What needs to be done: Extract all lines in the data that contain the word "color".

━━ Dataset content

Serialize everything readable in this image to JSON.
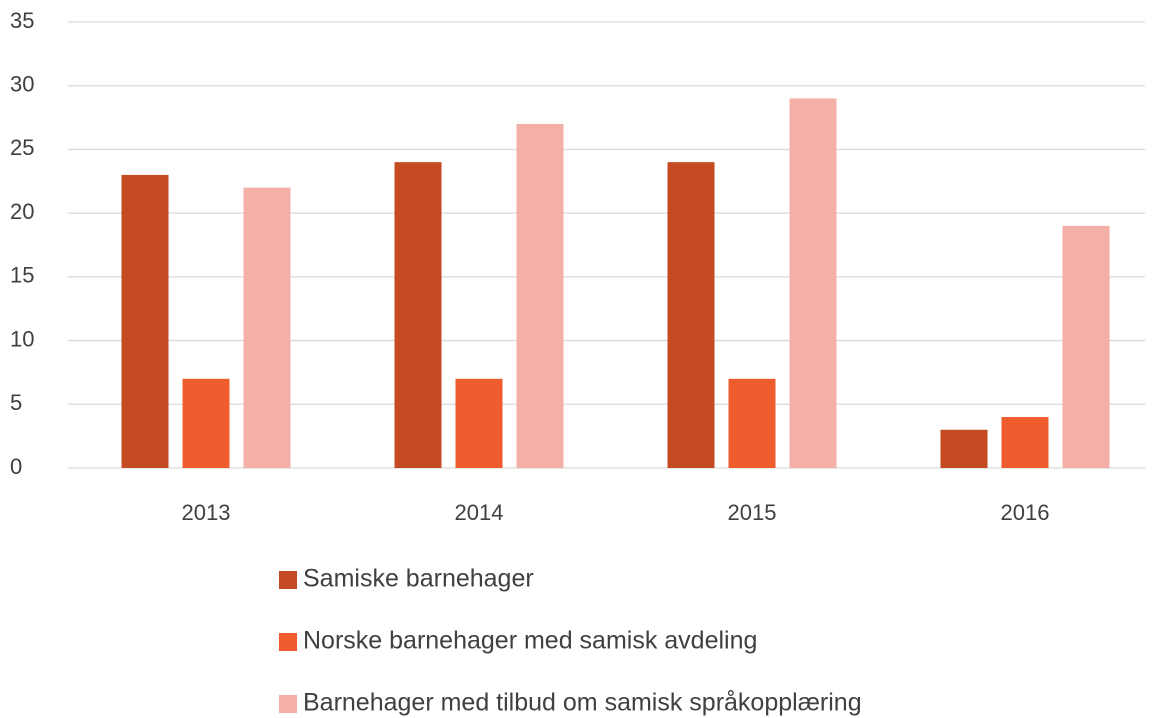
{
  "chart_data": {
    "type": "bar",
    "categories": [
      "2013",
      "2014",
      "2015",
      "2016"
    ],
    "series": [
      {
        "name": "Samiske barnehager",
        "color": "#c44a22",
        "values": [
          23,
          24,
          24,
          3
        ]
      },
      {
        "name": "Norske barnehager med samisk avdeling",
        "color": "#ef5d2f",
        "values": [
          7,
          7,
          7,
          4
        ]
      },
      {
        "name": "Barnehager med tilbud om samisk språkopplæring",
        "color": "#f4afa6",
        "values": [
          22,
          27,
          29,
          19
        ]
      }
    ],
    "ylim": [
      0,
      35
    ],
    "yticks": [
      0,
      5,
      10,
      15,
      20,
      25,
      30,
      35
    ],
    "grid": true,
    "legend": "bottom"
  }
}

━━━━
━━ Dataset content

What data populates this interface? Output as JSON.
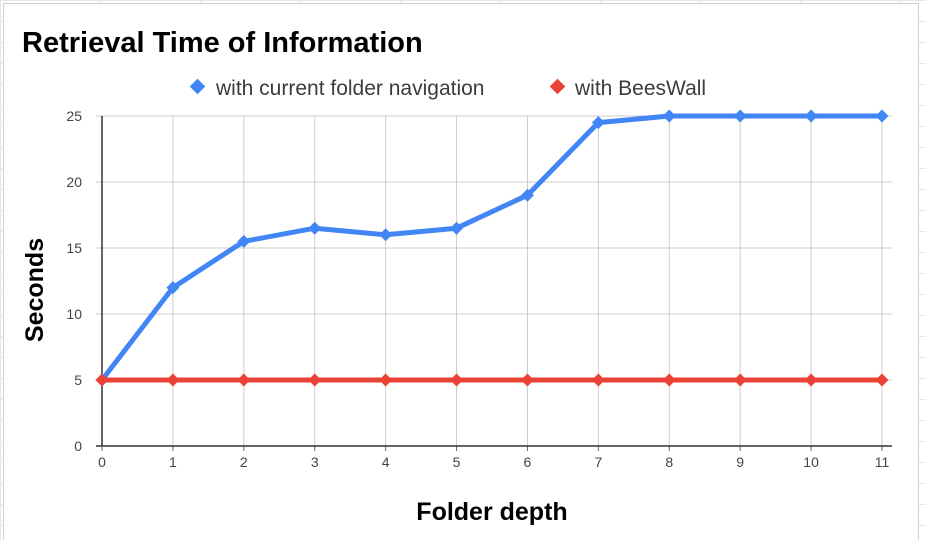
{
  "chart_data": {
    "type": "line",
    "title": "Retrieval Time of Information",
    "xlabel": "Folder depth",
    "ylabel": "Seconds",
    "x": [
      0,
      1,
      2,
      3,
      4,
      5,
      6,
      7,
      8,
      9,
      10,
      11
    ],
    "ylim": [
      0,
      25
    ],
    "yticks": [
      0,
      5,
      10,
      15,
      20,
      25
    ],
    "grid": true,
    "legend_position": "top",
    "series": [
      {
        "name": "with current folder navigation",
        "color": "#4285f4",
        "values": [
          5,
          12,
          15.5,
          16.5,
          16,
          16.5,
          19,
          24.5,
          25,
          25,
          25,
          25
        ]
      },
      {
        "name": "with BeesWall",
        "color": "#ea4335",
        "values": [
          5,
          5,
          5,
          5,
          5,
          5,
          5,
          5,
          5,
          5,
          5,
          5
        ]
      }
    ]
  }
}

━━━━

Answer to the problem:
        "color": "#c44a22",
        "color": "#ef5d2f",
        "color": "#f4afa6",
        "color": "#4285f4",
        "color": "#ea4335",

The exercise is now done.